The entries below should be given again exactly, minus their pictures.

↓

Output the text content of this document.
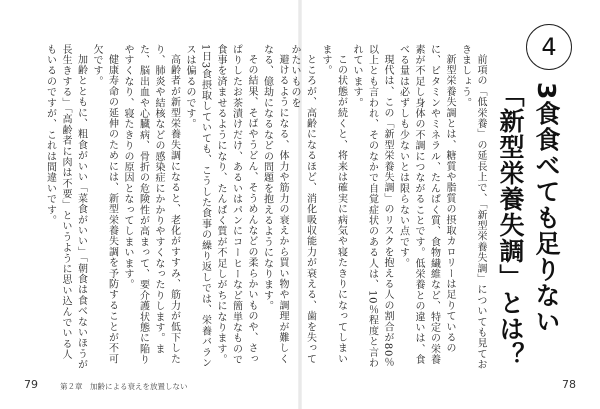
避けるようになる、体力や筋力の衰えから買い物や調理が難しくなる、億劫になるなどの問題を抱えるようになります。

その結果、そばやうどん、そうめんなどの柔らかいものや、さっぱりしたお茶漬けだけ、あるいはパンにコーヒーなど簡単なもので食事を済ませるようになり、たんぱく質が不足しがちになります。1日3食摂取していても、こうした食事の繰り返しでは、栄養バランスは偏るのです。

高齢者が新型栄養失調になると、老化がすすみ、筋力が低下したり、肺炎や結核などの感染症にかかりやすくなったりします。また、脳出血や心臓病、骨折の危険性が高まって、要介護状態に陥りやすくなり、寝たきりの原因となってしまいます。

健康寿命の延伸のためには、新型栄養失調を予防することが不可欠です。

加齢とともに、粗食がいい「菜食がいい」「朝食は食べないほうが長生きする」「高齢者に肉は不要」というように思い込んでいる人もいるのですが、これは間違いです。

79	第２章　加齢による衰えを放置しない
4
3食食べても足りない
「新型栄養失調」とは？

前項の「低栄養」の延長上で、「新型栄養失調」についても見ておきましょう。

新型栄養失調とは、糖質や脂質の摂取カロリーは足りているのに、ビタミンやミネラル、たんぱく質、食物繊維など、特定の栄養素が不足し身体の不調につながることです。低栄養との違いは、食べる量は必ずしも少ないとは限らない点です。

現代は、この「新型栄養失調」のリスクを抱える人の割合が80％以上とも言われ、そのなかで自覚症状のある人は、10％程度と言われています。

この状態が続くと、将来は確実に病気や寝たきりになってしまいます。

ところが、高齢になるほど、消化吸収能力が衰える、歯を失ってかたいものを

78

↑

RESULT FOR THIS TASK:
Output the text content of this document.
避けるようになる、体力や筋力の衰えから買い物や調理が難しくなる、億劫になるなどの問題を抱えるようになります。

その結果、そばやうどん、そうめんなどの柔らかいものや、さっぱりしたお茶漬けだけ、あるいはパンにコーヒーなど簡単なもので食事を済ませるようになり、たんぱく質が不足しがちになります。1日3食摂取していても、こうした食事の繰り返しでは、栄養バランスは偏るのです。

高齢者が新型栄養失調になると、老化がすすみ、筋力が低下したり、肺炎や結核などの感染症にかかりやすくなったりします。また、脳出血や心臓病、骨折の危険性が高まって、要介護状態に陥りやすくなり、寝たきりの原因となってしまいます。

健康寿命の延伸のためには、新型栄養失調を予防することが不可欠です。

加齢とともに、粗食がいい「菜食がいい」「朝食は食べないほうが長生きする」「高齢者に肉は不要」というように思い込んでいる人もいるのですが、これは間違いです。

79	第２章　加齢による衰えを放置しない
4
3食食べても足りない
「新型栄養失調」とは？

前項の「低栄養」の延長上で、「新型栄養失調」についても見ておきましょう。

新型栄養失調とは、糖質や脂質の摂取カロリーは足りているのに、ビタミンやミネラル、たんぱく質、食物繊維など、特定の栄養素が不足し身体の不調につながることです。低栄養との違いは、食べる量は必ずしも少ないとは限らない点です。

現代は、この「新型栄養失調」のリスクを抱える人の割合が80％以上とも言われ、そのなかで自覚症状のある人は、10％程度と言われています。

この状態が続くと、将来は確実に病気や寝たきりになってしまいます。

ところが、高齢になるほど、消化吸収能力が衰える、歯を失ってかたいものを

78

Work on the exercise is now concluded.